--- start Records for the exercise ---
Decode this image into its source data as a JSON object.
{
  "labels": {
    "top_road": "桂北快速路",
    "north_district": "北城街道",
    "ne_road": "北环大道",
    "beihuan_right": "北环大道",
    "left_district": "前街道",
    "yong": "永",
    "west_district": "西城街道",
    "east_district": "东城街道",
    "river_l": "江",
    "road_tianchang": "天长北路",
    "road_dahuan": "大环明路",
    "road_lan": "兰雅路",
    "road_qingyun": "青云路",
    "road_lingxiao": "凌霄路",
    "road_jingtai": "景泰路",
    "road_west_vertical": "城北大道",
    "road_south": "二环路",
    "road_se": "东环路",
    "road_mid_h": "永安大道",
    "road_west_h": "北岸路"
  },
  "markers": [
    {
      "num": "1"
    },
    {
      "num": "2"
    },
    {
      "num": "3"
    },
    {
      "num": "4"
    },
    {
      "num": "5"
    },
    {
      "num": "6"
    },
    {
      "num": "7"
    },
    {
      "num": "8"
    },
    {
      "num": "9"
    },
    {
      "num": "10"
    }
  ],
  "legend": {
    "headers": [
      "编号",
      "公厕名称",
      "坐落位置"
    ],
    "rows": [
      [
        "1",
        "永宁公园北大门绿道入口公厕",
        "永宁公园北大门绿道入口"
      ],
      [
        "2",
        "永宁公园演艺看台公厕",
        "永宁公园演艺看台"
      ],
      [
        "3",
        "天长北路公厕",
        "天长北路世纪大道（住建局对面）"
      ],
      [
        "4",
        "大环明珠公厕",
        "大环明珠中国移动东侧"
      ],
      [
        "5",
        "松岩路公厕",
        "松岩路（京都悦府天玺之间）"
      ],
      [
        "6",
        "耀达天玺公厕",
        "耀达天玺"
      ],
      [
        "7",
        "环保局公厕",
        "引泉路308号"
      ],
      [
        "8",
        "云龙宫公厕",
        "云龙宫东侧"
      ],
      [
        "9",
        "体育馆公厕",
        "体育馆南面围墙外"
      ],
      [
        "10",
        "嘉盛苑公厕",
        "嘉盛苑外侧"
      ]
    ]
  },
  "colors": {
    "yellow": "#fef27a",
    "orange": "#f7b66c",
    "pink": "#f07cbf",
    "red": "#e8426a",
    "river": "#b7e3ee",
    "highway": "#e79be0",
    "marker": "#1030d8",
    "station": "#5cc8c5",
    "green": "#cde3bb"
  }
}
--- end Records for the exercise ---
**Task objective:** Copy every record above exactly as it appears.

**Response to the exercise:**
Decode this image into its source data as a JSON object.
{
  "labels": {
    "top_road": "桂北快速路",
    "north_district": "北城街道",
    "ne_road": "北环大道",
    "beihuan_right": "北环大道",
    "left_district": "前街道",
    "yong": "永",
    "west_district": "西城街道",
    "east_district": "东城街道",
    "river_l": "江",
    "road_tianchang": "天长北路",
    "road_dahuan": "大环明路",
    "road_lan": "兰雅路",
    "road_qingyun": "青云路",
    "road_lingxiao": "凌霄路",
    "road_jingtai": "景泰路",
    "road_west_vertical": "城北大道",
    "road_south": "二环路",
    "road_se": "东环路",
    "road_mid_h": "永安大道",
    "road_west_h": "北岸路"
  },
  "markers": [
    {
      "num": "1"
    },
    {
      "num": "2"
    },
    {
      "num": "3"
    },
    {
      "num": "4"
    },
    {
      "num": "5"
    },
    {
      "num": "6"
    },
    {
      "num": "7"
    },
    {
      "num": "8"
    },
    {
      "num": "9"
    },
    {
      "num": "10"
    }
  ],
  "legend": {
    "headers": [
      "编号",
      "公厕名称",
      "坐落位置"
    ],
    "rows": [
      [
        "1",
        "永宁公园北大门绿道入口公厕",
        "永宁公园北大门绿道入口"
      ],
      [
        "2",
        "永宁公园演艺看台公厕",
        "永宁公园演艺看台"
      ],
      [
        "3",
        "天长北路公厕",
        "天长北路世纪大道（住建局对面）"
      ],
      [
        "4",
        "大环明珠公厕",
        "大环明珠中国移动东侧"
      ],
      [
        "5",
        "松岩路公厕",
        "松岩路（京都悦府天玺之间）"
      ],
      [
        "6",
        "耀达天玺公厕",
        "耀达天玺"
      ],
      [
        "7",
        "环保局公厕",
        "引泉路308号"
      ],
      [
        "8",
        "云龙宫公厕",
        "云龙宫东侧"
      ],
      [
        "9",
        "体育馆公厕",
        "体育馆南面围墙外"
      ],
      [
        "10",
        "嘉盛苑公厕",
        "嘉盛苑外侧"
      ]
    ]
  },
  "colors": {
    "yellow": "#fef27a",
    "orange": "#f7b66c",
    "pink": "#f07cbf",
    "red": "#e8426a",
    "river": "#b7e3ee",
    "highway": "#e79be0",
    "marker": "#1030d8",
    "station": "#5cc8c5",
    "green": "#cde3bb"
  }
}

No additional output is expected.